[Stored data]
Begin

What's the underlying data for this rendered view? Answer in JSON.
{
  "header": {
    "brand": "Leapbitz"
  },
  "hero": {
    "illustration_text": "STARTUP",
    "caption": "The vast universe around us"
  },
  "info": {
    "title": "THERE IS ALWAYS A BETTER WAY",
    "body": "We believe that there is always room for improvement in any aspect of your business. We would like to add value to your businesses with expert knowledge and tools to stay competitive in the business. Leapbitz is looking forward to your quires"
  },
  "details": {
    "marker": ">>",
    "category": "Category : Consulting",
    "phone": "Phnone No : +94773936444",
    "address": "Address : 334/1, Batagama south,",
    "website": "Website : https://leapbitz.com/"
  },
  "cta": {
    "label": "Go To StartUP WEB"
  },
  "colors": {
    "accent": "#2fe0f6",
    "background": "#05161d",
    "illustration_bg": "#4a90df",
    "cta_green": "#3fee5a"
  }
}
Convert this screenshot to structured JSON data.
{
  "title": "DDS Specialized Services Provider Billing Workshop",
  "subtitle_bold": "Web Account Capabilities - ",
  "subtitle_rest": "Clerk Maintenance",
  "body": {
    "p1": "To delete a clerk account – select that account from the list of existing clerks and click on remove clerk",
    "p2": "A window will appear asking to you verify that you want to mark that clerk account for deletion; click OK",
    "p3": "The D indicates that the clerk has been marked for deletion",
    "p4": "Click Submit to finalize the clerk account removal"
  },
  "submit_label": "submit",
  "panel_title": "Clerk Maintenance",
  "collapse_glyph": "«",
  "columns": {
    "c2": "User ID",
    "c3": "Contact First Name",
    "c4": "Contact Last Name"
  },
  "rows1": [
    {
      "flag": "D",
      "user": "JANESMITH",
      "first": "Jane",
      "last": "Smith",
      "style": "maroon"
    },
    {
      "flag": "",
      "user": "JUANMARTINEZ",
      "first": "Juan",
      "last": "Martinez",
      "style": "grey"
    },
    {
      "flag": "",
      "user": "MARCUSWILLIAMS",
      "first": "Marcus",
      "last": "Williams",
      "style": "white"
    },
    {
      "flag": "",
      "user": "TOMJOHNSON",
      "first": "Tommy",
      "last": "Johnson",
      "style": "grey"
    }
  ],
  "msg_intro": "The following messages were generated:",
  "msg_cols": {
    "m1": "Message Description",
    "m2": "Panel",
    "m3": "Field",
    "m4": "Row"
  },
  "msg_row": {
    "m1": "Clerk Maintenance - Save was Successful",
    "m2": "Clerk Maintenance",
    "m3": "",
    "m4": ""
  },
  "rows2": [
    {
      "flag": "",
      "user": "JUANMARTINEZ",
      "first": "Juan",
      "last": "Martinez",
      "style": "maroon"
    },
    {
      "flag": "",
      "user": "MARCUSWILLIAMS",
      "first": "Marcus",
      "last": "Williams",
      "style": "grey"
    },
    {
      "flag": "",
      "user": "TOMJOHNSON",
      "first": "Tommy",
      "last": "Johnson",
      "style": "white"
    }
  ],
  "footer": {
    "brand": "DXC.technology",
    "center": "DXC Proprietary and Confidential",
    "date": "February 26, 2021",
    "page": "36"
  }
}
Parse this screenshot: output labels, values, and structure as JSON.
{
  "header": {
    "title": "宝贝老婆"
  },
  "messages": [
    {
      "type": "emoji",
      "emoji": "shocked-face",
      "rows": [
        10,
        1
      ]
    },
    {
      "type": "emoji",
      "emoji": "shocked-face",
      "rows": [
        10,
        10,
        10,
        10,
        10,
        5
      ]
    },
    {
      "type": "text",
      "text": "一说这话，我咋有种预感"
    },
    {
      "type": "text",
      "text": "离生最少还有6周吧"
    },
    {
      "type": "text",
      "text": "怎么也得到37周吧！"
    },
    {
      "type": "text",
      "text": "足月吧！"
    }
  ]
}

End

__Instruction__
Scan the records above for the string "Maintenance", then select every line that holds it.

__Written answer__
  "subtitle_rest": "Clerk Maintenance",
  "panel_title": "Clerk Maintenance",
    "m1": "Clerk Maintenance - Save was Successful",
    "m2": "Clerk Maintenance",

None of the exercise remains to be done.